** begin Records for processing **

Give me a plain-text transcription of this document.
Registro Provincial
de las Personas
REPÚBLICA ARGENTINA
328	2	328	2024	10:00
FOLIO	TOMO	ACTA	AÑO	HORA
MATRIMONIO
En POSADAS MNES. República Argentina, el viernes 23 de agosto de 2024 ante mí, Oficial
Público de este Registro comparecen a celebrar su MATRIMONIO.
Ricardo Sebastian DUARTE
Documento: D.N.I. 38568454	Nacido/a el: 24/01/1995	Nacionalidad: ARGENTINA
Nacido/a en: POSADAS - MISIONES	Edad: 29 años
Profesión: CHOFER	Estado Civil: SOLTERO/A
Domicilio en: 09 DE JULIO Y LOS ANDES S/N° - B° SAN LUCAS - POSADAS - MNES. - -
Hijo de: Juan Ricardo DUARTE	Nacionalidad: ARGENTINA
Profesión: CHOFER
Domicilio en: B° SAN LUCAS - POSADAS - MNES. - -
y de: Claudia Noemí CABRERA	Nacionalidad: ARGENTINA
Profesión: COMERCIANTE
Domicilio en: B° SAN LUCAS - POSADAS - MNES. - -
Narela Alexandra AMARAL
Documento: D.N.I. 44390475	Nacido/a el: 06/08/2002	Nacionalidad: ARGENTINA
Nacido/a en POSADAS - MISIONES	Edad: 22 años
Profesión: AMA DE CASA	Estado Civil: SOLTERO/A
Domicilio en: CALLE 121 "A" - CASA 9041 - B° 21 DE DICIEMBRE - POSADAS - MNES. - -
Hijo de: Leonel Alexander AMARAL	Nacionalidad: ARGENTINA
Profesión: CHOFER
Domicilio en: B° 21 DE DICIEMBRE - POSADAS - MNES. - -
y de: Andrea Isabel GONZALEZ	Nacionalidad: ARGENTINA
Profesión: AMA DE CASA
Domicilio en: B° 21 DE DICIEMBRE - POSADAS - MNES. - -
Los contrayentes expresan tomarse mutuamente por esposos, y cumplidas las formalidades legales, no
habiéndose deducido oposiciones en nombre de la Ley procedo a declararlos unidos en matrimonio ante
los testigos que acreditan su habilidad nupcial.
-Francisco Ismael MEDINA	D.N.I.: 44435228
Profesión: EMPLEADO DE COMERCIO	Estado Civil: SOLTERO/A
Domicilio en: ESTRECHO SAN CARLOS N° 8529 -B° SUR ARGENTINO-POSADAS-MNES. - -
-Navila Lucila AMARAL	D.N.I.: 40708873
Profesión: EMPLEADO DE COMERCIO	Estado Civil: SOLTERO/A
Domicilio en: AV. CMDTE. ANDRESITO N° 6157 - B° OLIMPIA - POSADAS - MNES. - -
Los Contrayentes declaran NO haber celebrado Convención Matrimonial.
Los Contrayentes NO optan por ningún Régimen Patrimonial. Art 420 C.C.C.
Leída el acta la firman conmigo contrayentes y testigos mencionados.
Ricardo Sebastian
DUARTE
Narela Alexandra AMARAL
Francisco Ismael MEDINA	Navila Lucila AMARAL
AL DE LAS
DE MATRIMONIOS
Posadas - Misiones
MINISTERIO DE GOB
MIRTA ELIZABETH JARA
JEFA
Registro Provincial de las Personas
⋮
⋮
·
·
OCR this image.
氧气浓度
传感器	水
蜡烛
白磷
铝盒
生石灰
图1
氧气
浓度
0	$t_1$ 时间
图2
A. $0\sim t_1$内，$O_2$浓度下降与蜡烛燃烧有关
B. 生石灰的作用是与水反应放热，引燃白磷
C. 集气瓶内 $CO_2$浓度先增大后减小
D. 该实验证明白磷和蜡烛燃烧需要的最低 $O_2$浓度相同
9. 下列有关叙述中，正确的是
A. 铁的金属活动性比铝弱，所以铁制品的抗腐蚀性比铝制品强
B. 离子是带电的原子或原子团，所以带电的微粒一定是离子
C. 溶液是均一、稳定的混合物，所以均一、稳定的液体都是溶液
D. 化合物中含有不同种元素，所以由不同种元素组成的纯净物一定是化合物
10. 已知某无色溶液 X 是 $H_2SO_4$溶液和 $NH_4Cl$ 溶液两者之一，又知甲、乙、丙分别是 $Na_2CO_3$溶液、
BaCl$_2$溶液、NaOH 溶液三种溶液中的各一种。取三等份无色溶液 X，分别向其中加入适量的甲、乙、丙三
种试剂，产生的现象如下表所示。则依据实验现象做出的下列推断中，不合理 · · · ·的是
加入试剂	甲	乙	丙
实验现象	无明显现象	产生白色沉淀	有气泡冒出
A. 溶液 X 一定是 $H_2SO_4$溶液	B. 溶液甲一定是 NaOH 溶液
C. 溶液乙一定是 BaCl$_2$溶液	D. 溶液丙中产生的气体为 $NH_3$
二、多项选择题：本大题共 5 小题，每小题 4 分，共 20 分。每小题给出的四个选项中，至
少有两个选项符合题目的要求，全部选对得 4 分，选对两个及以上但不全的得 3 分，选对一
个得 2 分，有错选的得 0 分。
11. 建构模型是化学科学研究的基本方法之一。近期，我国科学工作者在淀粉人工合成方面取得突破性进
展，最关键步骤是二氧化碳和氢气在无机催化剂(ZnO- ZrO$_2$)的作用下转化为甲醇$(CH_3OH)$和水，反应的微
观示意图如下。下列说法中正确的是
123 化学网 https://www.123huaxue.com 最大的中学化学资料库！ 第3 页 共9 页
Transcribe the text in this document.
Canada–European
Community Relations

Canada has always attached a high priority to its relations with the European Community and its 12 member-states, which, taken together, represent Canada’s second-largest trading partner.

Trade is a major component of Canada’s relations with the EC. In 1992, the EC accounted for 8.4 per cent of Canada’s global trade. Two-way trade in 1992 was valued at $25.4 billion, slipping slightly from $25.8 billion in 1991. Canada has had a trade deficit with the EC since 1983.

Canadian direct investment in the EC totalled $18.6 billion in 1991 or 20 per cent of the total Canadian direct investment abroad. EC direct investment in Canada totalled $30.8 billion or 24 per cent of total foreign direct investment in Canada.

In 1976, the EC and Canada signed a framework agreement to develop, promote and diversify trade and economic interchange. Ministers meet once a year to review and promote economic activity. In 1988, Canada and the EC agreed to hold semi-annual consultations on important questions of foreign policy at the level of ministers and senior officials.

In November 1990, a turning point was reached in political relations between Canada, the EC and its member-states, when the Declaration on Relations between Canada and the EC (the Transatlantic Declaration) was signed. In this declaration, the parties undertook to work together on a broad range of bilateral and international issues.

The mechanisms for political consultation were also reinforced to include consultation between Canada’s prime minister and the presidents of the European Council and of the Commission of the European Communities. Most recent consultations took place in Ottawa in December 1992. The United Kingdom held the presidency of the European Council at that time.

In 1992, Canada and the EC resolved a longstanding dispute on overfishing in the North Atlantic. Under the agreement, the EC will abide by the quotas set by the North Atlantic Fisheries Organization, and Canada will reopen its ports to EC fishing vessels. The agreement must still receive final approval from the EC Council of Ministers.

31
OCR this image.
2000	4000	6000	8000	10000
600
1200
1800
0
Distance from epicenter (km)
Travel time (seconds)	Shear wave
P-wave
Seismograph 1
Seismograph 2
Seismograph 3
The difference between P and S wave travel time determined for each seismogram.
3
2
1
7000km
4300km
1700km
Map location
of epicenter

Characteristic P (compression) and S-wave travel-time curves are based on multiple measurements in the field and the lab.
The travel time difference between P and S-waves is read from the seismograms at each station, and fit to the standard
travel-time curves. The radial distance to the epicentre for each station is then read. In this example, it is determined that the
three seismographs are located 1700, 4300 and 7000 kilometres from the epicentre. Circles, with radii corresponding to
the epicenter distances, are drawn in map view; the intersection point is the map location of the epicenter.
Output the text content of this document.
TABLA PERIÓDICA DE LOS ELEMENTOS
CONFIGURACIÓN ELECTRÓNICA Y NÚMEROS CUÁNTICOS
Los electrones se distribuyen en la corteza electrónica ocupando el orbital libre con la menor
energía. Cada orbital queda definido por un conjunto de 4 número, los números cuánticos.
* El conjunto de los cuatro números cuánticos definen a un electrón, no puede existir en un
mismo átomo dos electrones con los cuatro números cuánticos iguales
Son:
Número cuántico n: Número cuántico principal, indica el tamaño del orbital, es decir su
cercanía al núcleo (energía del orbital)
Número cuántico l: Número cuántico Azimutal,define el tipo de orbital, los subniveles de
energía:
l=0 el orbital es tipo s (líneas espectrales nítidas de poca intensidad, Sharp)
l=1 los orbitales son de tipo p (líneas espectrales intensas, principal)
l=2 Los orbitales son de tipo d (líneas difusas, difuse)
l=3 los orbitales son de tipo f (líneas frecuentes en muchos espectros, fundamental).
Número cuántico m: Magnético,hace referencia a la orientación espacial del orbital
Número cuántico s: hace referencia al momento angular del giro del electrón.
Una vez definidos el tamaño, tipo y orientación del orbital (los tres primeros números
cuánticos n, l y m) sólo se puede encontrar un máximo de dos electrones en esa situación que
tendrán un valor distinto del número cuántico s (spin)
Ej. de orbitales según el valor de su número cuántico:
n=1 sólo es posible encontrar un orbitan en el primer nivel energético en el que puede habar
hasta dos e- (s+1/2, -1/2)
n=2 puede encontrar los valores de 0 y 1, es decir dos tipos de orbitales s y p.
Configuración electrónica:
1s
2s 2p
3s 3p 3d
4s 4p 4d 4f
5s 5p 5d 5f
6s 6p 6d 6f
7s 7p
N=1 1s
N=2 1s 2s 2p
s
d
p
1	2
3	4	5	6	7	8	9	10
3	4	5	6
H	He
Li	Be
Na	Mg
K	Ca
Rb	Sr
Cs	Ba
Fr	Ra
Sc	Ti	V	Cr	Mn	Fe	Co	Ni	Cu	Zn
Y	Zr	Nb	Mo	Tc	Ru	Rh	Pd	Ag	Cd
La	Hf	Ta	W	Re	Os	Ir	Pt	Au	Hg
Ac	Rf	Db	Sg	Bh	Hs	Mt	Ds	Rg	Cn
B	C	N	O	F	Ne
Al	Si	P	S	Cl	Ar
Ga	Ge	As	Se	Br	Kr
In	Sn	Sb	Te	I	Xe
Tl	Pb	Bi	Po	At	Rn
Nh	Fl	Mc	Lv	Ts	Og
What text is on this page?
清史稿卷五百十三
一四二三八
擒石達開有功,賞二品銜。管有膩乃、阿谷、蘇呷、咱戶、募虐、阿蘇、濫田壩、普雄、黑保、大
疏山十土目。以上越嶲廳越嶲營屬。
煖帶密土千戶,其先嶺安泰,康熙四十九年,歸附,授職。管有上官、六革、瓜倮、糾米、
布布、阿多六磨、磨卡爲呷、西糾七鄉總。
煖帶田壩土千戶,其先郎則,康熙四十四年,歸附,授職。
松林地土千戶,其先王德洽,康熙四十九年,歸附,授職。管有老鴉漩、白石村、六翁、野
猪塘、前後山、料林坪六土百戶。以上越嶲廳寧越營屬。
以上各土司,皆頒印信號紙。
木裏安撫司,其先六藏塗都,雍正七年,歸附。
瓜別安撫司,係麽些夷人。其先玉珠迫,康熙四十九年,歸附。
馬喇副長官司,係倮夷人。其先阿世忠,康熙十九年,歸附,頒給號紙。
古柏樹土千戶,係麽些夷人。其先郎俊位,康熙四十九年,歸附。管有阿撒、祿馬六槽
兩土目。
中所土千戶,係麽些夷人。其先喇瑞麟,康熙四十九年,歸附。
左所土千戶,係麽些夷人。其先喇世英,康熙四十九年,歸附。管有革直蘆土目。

** end Records for processing **

*Aim of the task*
For the entries shown above, give the number of lines that include the word "member", without any other text.

*Task response*
2